RECORDS:

---*---

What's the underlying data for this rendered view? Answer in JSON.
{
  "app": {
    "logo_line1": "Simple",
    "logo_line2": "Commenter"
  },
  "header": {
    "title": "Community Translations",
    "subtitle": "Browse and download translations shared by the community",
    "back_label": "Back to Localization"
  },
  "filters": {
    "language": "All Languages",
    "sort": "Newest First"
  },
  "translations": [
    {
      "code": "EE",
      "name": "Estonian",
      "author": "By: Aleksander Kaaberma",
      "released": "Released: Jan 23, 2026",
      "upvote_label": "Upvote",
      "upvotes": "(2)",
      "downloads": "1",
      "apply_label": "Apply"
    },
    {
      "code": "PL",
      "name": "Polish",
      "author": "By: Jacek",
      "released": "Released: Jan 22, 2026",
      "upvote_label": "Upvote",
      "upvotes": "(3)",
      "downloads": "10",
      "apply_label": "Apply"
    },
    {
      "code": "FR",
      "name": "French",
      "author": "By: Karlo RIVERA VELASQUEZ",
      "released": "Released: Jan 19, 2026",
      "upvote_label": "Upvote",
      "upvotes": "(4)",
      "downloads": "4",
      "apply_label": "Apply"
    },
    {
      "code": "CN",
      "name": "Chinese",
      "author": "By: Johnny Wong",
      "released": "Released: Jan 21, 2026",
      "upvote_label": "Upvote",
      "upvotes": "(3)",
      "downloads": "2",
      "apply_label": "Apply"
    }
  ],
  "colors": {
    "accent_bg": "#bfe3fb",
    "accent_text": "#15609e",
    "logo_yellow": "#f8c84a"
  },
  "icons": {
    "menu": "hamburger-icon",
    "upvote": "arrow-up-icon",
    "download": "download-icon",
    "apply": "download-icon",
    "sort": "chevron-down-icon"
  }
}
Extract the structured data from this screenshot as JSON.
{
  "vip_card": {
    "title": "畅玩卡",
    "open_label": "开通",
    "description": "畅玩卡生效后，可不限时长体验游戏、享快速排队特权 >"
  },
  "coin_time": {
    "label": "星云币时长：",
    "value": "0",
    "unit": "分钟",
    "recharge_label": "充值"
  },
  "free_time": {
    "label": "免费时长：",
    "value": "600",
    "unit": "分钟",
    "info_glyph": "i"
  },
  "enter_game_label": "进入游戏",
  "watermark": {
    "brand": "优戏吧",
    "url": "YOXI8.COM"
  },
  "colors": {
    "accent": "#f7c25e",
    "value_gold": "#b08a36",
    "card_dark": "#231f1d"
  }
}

---*---

Return every entry exactly as given.

FINISHED TASK:
What's the underlying data for this rendered view? Answer in JSON.
{
  "app": {
    "logo_line1": "Simple",
    "logo_line2": "Commenter"
  },
  "header": {
    "title": "Community Translations",
    "subtitle": "Browse and download translations shared by the community",
    "back_label": "Back to Localization"
  },
  "filters": {
    "language": "All Languages",
    "sort": "Newest First"
  },
  "translations": [
    {
      "code": "EE",
      "name": "Estonian",
      "author": "By: Aleksander Kaaberma",
      "released": "Released: Jan 23, 2026",
      "upvote_label": "Upvote",
      "upvotes": "(2)",
      "downloads": "1",
      "apply_label": "Apply"
    },
    {
      "code": "PL",
      "name": "Polish",
      "author": "By: Jacek",
      "released": "Released: Jan 22, 2026",
      "upvote_label": "Upvote",
      "upvotes": "(3)",
      "downloads": "10",
      "apply_label": "Apply"
    },
    {
      "code": "FR",
      "name": "French",
      "author": "By: Karlo RIVERA VELASQUEZ",
      "released": "Released: Jan 19, 2026",
      "upvote_label": "Upvote",
      "upvotes": "(4)",
      "downloads": "4",
      "apply_label": "Apply"
    },
    {
      "code": "CN",
      "name": "Chinese",
      "author": "By: Johnny Wong",
      "released": "Released: Jan 21, 2026",
      "upvote_label": "Upvote",
      "upvotes": "(3)",
      "downloads": "2",
      "apply_label": "Apply"
    }
  ],
  "colors": {
    "accent_bg": "#bfe3fb",
    "accent_text": "#15609e",
    "logo_yellow": "#f8c84a"
  },
  "icons": {
    "menu": "hamburger-icon",
    "upvote": "arrow-up-icon",
    "download": "download-icon",
    "apply": "download-icon",
    "sort": "chevron-down-icon"
  }
}
Extract the structured data from this screenshot as JSON.
{
  "vip_card": {
    "title": "畅玩卡",
    "open_label": "开通",
    "description": "畅玩卡生效后，可不限时长体验游戏、享快速排队特权 >"
  },
  "coin_time": {
    "label": "星云币时长：",
    "value": "0",
    "unit": "分钟",
    "recharge_label": "充值"
  },
  "free_time": {
    "label": "免费时长：",
    "value": "600",
    "unit": "分钟",
    "info_glyph": "i"
  },
  "enter_game_label": "进入游戏",
  "watermark": {
    "brand": "优戏吧",
    "url": "YOXI8.COM"
  },
  "colors": {
    "accent": "#f7c25e",
    "value_gold": "#b08a36",
    "card_dark": "#231f1d"
  }
}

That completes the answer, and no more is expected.